-- Task inputs start --

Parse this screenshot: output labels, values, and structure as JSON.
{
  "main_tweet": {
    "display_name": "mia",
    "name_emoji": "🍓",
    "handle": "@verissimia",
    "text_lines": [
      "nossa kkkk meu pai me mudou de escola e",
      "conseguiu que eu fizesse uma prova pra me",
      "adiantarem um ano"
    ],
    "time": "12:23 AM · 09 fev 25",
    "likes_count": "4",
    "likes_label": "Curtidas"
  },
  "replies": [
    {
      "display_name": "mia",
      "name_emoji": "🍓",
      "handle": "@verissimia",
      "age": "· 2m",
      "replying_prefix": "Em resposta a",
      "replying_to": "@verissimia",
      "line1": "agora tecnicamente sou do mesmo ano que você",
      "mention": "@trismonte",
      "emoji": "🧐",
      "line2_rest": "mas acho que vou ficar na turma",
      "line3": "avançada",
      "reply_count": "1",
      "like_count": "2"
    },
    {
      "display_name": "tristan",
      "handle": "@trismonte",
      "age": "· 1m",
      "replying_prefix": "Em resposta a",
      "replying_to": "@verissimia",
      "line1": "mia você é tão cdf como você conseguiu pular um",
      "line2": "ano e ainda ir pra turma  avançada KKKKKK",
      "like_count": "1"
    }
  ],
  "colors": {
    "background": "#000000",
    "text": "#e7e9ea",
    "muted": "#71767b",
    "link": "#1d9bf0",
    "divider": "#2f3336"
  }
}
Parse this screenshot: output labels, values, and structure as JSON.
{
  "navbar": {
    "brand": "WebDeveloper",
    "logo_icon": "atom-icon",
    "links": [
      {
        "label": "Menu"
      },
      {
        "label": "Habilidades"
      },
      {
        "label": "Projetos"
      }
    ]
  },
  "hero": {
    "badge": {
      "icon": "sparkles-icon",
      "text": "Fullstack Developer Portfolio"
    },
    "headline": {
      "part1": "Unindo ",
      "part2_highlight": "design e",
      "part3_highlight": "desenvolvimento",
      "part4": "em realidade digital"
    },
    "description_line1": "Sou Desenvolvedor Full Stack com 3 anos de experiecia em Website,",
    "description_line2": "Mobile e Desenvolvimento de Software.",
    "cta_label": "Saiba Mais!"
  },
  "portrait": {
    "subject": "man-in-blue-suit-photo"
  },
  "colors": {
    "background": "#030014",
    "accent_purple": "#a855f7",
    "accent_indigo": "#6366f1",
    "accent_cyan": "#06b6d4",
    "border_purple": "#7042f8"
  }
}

-- Task inputs end --

## Problem to solve
Count how many lines of the listing above include "handle" and report that number alone.

## Response
3